[Data entries]
______

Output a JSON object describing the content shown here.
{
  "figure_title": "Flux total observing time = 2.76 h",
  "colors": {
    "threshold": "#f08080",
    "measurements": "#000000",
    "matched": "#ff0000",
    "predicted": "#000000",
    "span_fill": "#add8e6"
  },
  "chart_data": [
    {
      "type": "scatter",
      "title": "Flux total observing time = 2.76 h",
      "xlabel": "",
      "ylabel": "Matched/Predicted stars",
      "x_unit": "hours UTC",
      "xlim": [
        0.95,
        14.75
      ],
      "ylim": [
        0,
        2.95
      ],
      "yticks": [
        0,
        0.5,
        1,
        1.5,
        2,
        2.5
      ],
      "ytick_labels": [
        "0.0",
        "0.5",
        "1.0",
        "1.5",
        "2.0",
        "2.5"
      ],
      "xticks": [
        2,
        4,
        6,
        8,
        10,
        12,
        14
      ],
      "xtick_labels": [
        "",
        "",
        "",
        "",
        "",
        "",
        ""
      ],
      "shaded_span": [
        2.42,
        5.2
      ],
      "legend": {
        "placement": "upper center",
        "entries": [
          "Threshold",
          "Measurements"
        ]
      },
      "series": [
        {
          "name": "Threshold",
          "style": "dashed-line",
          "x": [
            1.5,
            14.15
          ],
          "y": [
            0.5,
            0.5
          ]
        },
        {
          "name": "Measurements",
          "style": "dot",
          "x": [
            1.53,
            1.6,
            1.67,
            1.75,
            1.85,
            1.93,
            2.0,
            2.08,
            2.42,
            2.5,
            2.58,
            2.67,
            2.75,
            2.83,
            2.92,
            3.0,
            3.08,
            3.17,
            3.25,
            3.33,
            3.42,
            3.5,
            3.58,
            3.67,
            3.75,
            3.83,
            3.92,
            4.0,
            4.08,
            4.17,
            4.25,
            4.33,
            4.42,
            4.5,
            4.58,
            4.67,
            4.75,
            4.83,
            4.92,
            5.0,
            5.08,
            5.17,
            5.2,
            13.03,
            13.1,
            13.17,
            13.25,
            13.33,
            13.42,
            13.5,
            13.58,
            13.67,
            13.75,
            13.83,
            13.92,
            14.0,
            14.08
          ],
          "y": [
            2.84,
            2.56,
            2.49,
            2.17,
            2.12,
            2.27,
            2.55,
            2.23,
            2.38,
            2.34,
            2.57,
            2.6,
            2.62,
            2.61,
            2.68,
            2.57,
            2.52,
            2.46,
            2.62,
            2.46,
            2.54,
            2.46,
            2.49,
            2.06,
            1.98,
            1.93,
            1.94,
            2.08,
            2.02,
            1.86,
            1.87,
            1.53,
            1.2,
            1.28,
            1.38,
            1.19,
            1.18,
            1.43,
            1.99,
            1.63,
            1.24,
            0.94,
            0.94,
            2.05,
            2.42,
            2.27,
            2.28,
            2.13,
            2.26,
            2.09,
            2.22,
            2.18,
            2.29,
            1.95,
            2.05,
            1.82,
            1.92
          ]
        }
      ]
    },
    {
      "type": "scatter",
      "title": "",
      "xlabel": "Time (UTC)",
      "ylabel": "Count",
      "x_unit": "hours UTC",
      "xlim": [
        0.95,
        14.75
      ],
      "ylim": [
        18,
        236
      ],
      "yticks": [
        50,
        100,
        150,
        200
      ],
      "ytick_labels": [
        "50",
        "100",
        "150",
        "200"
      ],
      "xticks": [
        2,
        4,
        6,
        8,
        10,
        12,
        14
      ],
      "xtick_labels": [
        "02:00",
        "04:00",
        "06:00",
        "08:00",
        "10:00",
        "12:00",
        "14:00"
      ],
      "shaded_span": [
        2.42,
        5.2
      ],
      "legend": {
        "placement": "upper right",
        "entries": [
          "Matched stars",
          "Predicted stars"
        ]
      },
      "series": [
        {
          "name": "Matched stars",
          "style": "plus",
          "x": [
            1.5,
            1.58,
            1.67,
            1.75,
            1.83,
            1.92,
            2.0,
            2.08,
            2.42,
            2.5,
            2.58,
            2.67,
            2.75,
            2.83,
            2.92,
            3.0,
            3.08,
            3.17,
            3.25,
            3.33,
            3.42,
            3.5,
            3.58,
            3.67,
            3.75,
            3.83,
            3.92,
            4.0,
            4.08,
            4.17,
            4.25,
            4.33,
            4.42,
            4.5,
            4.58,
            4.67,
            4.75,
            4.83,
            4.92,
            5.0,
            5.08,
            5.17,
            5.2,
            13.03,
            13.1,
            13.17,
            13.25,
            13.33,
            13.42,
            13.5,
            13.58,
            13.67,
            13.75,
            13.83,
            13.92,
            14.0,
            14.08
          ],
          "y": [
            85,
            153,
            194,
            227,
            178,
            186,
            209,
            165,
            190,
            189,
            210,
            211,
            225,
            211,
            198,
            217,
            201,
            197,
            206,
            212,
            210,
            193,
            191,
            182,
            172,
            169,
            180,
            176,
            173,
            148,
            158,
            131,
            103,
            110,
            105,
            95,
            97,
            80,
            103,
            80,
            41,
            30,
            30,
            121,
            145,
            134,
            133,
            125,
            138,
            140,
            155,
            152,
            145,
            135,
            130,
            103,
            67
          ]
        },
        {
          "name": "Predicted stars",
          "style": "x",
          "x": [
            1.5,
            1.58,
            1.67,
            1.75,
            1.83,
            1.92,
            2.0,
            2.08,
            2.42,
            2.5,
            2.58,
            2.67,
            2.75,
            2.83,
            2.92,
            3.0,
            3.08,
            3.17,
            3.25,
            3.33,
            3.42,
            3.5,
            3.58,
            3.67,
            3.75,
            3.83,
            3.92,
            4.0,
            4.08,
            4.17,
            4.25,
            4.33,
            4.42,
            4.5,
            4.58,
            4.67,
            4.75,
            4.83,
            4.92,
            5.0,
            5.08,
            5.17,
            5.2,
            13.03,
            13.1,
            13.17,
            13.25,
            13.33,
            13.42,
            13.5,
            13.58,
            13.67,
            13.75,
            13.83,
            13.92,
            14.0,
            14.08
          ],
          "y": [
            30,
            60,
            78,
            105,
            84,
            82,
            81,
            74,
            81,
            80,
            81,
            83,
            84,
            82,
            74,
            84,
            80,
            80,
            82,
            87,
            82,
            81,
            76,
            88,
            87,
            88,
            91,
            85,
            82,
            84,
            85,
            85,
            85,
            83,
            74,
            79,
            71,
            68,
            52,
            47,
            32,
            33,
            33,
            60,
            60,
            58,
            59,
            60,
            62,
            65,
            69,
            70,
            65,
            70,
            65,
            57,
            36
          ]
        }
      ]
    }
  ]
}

______

Your task:
Quote the whole listing above, leaving nothing out.

Reply to the task:
Output a JSON object describing the content shown here.
{
  "figure_title": "Flux total observing time = 2.76 h",
  "colors": {
    "threshold": "#f08080",
    "measurements": "#000000",
    "matched": "#ff0000",
    "predicted": "#000000",
    "span_fill": "#add8e6"
  },
  "chart_data": [
    {
      "type": "scatter",
      "title": "Flux total observing time = 2.76 h",
      "xlabel": "",
      "ylabel": "Matched/Predicted stars",
      "x_unit": "hours UTC",
      "xlim": [
        0.95,
        14.75
      ],
      "ylim": [
        0,
        2.95
      ],
      "yticks": [
        0,
        0.5,
        1,
        1.5,
        2,
        2.5
      ],
      "ytick_labels": [
        "0.0",
        "0.5",
        "1.0",
        "1.5",
        "2.0",
        "2.5"
      ],
      "xticks": [
        2,
        4,
        6,
        8,
        10,
        12,
        14
      ],
      "xtick_labels": [
        "",
        "",
        "",
        "",
        "",
        "",
        ""
      ],
      "shaded_span": [
        2.42,
        5.2
      ],
      "legend": {
        "placement": "upper center",
        "entries": [
          "Threshold",
          "Measurements"
        ]
      },
      "series": [
        {
          "name": "Threshold",
          "style": "dashed-line",
          "x": [
            1.5,
            14.15
          ],
          "y": [
            0.5,
            0.5
          ]
        },
        {
          "name": "Measurements",
          "style": "dot",
          "x": [
            1.53,
            1.6,
            1.67,
            1.75,
            1.85,
            1.93,
            2.0,
            2.08,
            2.42,
            2.5,
            2.58,
            2.67,
            2.75,
            2.83,
            2.92,
            3.0,
            3.08,
            3.17,
            3.25,
            3.33,
            3.42,
            3.5,
            3.58,
            3.67,
            3.75,
            3.83,
            3.92,
            4.0,
            4.08,
            4.17,
            4.25,
            4.33,
            4.42,
            4.5,
            4.58,
            4.67,
            4.75,
            4.83,
            4.92,
            5.0,
            5.08,
            5.17,
            5.2,
            13.03,
            13.1,
            13.17,
            13.25,
            13.33,
            13.42,
            13.5,
            13.58,
            13.67,
            13.75,
            13.83,
            13.92,
            14.0,
            14.08
          ],
          "y": [
            2.84,
            2.56,
            2.49,
            2.17,
            2.12,
            2.27,
            2.55,
            2.23,
            2.38,
            2.34,
            2.57,
            2.6,
            2.62,
            2.61,
            2.68,
            2.57,
            2.52,
            2.46,
            2.62,
            2.46,
            2.54,
            2.46,
            2.49,
            2.06,
            1.98,
            1.93,
            1.94,
            2.08,
            2.02,
            1.86,
            1.87,
            1.53,
            1.2,
            1.28,
            1.38,
            1.19,
            1.18,
            1.43,
            1.99,
            1.63,
            1.24,
            0.94,
            0.94,
            2.05,
            2.42,
            2.27,
            2.28,
            2.13,
            2.26,
            2.09,
            2.22,
            2.18,
            2.29,
            1.95,
            2.05,
            1.82,
            1.92
          ]
        }
      ]
    },
    {
      "type": "scatter",
      "title": "",
      "xlabel": "Time (UTC)",
      "ylabel": "Count",
      "x_unit": "hours UTC",
      "xlim": [
        0.95,
        14.75
      ],
      "ylim": [
        18,
        236
      ],
      "yticks": [
        50,
        100,
        150,
        200
      ],
      "ytick_labels": [
        "50",
        "100",
        "150",
        "200"
      ],
      "xticks": [
        2,
        4,
        6,
        8,
        10,
        12,
        14
      ],
      "xtick_labels": [
        "02:00",
        "04:00",
        "06:00",
        "08:00",
        "10:00",
        "12:00",
        "14:00"
      ],
      "shaded_span": [
        2.42,
        5.2
      ],
      "legend": {
        "placement": "upper right",
        "entries": [
          "Matched stars",
          "Predicted stars"
        ]
      },
      "series": [
        {
          "name": "Matched stars",
          "style": "plus",
          "x": [
            1.5,
            1.58,
            1.67,
            1.75,
            1.83,
            1.92,
            2.0,
            2.08,
            2.42,
            2.5,
            2.58,
            2.67,
            2.75,
            2.83,
            2.92,
            3.0,
            3.08,
            3.17,
            3.25,
            3.33,
            3.42,
            3.5,
            3.58,
            3.67,
            3.75,
            3.83,
            3.92,
            4.0,
            4.08,
            4.17,
            4.25,
            4.33,
            4.42,
            4.5,
            4.58,
            4.67,
            4.75,
            4.83,
            4.92,
            5.0,
            5.08,
            5.17,
            5.2,
            13.03,
            13.1,
            13.17,
            13.25,
            13.33,
            13.42,
            13.5,
            13.58,
            13.67,
            13.75,
            13.83,
            13.92,
            14.0,
            14.08
          ],
          "y": [
            85,
            153,
            194,
            227,
            178,
            186,
            209,
            165,
            190,
            189,
            210,
            211,
            225,
            211,
            198,
            217,
            201,
            197,
            206,
            212,
            210,
            193,
            191,
            182,
            172,
            169,
            180,
            176,
            173,
            148,
            158,
            131,
            103,
            110,
            105,
            95,
            97,
            80,
            103,
            80,
            41,
            30,
            30,
            121,
            145,
            134,
            133,
            125,
            138,
            140,
            155,
            152,
            145,
            135,
            130,
            103,
            67
          ]
        },
        {
          "name": "Predicted stars",
          "style": "x",
          "x": [
            1.5,
            1.58,
            1.67,
            1.75,
            1.83,
            1.92,
            2.0,
            2.08,
            2.42,
            2.5,
            2.58,
            2.67,
            2.75,
            2.83,
            2.92,
            3.0,
            3.08,
            3.17,
            3.25,
            3.33,
            3.42,
            3.5,
            3.58,
            3.67,
            3.75,
            3.83,
            3.92,
            4.0,
            4.08,
            4.17,
            4.25,
            4.33,
            4.42,
            4.5,
            4.58,
            4.67,
            4.75,
            4.83,
            4.92,
            5.0,
            5.08,
            5.17,
            5.2,
            13.03,
            13.1,
            13.17,
            13.25,
            13.33,
            13.42,
            13.5,
            13.58,
            13.67,
            13.75,
            13.83,
            13.92,
            14.0,
            14.08
          ],
          "y": [
            30,
            60,
            78,
            105,
            84,
            82,
            81,
            74,
            81,
            80,
            81,
            83,
            84,
            82,
            74,
            84,
            80,
            80,
            82,
            87,
            82,
            81,
            76,
            88,
            87,
            88,
            91,
            85,
            82,
            84,
            85,
            85,
            85,
            83,
            74,
            79,
            71,
            68,
            52,
            47,
            32,
            33,
            33,
            60,
            60,
            58,
            59,
            60,
            62,
            65,
            69,
            70,
            65,
            70,
            65,
            57,
            36
          ]
        }
      ]
    }
  ]
}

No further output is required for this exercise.